Supplied material:
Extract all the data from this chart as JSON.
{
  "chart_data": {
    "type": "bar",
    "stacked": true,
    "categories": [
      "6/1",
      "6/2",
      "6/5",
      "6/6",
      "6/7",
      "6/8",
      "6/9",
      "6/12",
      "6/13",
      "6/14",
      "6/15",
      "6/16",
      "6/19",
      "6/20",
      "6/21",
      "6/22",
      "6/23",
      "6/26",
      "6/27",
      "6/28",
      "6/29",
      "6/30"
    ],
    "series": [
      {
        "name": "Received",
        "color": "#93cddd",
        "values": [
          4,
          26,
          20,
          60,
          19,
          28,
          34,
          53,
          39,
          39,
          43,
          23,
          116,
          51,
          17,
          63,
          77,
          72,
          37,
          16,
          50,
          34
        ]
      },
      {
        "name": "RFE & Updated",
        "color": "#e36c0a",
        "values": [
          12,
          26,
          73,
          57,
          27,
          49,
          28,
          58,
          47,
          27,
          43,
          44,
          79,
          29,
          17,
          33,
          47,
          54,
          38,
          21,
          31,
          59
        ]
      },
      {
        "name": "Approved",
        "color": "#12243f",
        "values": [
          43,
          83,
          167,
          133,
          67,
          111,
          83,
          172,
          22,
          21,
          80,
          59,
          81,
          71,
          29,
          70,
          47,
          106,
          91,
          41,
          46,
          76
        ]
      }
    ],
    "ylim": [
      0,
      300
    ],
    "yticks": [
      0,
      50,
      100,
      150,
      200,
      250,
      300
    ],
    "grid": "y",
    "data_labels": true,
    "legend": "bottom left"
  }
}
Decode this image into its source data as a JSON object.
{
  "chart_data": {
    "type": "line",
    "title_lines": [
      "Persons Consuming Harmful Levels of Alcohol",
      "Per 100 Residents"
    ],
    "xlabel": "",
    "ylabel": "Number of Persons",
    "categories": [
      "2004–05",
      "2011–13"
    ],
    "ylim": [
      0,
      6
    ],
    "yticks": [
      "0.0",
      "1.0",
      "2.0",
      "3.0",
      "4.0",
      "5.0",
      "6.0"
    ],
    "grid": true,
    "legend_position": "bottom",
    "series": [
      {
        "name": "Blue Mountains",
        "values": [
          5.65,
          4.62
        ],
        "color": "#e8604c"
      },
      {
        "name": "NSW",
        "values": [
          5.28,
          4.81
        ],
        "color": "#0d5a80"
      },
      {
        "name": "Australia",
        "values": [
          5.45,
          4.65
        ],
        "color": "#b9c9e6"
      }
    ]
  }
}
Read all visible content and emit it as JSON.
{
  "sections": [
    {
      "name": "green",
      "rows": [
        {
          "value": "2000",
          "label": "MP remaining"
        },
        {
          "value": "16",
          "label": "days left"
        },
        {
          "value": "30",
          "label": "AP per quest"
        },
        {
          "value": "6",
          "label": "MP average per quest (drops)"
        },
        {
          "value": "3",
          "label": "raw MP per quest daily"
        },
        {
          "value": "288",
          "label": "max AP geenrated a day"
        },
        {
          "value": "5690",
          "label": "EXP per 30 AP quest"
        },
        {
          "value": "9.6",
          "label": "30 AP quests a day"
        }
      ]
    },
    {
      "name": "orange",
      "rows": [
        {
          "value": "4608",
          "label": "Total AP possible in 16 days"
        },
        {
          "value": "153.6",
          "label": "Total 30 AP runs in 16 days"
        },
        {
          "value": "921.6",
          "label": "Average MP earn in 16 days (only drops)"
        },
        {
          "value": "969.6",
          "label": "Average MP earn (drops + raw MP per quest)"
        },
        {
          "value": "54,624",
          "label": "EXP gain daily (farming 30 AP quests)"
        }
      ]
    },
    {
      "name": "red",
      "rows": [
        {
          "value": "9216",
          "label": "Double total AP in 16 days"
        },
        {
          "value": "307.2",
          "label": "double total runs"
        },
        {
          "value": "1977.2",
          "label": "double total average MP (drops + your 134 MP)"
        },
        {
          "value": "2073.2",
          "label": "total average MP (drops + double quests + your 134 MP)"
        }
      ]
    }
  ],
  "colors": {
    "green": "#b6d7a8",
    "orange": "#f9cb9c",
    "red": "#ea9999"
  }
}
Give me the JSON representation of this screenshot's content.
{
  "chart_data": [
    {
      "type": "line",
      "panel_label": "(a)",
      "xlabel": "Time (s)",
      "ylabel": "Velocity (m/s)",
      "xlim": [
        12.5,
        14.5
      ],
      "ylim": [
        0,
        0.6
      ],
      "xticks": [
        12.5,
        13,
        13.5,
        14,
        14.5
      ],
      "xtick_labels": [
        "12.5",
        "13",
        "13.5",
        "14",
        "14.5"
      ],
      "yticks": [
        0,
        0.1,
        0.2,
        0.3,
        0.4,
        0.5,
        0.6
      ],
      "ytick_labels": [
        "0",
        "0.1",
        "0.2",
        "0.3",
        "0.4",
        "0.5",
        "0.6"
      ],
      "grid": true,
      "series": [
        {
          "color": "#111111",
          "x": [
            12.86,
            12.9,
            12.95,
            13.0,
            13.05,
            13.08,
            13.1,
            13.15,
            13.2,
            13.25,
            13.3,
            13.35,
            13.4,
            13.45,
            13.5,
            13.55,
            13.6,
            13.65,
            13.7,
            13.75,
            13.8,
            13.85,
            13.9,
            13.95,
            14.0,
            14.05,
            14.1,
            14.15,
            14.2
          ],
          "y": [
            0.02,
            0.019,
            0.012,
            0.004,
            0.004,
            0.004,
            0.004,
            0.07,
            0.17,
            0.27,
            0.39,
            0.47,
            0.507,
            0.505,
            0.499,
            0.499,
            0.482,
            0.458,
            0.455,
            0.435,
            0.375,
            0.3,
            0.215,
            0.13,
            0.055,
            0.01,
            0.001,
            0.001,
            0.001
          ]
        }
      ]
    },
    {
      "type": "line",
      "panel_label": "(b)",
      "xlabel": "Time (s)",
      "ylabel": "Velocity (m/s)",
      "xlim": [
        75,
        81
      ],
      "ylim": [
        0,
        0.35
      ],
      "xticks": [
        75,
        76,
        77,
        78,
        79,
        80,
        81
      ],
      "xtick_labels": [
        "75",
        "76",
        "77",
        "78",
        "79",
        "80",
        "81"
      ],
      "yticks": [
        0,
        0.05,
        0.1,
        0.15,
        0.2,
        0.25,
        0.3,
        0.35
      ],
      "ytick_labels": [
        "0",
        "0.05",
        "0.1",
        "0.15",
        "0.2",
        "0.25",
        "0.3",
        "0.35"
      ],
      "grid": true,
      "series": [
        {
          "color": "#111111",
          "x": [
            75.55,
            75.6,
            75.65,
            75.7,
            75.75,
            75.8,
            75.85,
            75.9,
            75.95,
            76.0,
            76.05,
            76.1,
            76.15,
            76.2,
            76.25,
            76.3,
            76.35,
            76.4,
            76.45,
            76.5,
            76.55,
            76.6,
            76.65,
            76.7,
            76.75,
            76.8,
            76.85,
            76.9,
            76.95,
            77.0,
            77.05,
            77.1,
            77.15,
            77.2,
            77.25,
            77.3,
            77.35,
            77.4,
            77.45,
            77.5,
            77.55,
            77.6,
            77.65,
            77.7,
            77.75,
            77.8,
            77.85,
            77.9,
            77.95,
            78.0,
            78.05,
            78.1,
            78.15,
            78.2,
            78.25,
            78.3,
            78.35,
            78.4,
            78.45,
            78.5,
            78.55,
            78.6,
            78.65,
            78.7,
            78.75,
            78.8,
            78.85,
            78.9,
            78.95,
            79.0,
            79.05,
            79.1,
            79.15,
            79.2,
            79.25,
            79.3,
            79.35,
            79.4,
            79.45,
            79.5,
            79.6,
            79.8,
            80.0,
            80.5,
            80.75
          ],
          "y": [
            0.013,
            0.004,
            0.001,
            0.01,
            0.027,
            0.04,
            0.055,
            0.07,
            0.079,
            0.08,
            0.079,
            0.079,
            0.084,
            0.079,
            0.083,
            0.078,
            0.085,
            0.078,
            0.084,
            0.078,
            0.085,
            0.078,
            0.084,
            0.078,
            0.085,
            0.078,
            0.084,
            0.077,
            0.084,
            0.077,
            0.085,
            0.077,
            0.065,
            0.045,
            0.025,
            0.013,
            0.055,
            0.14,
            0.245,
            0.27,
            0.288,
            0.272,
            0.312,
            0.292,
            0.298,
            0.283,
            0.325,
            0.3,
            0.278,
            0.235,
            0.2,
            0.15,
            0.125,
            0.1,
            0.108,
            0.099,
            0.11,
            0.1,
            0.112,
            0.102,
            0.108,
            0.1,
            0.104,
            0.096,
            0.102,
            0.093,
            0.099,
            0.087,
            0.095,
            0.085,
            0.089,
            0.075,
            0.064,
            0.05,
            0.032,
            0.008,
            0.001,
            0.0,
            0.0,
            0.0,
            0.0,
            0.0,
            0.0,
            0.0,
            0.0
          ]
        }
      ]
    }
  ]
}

Work to do: List all lines where "your" occurs.

Solution to the exercise:
          "label": "double total average MP (drops + your 134 MP)"
          "label": "total average MP (drops + double quests + your 134 MP)"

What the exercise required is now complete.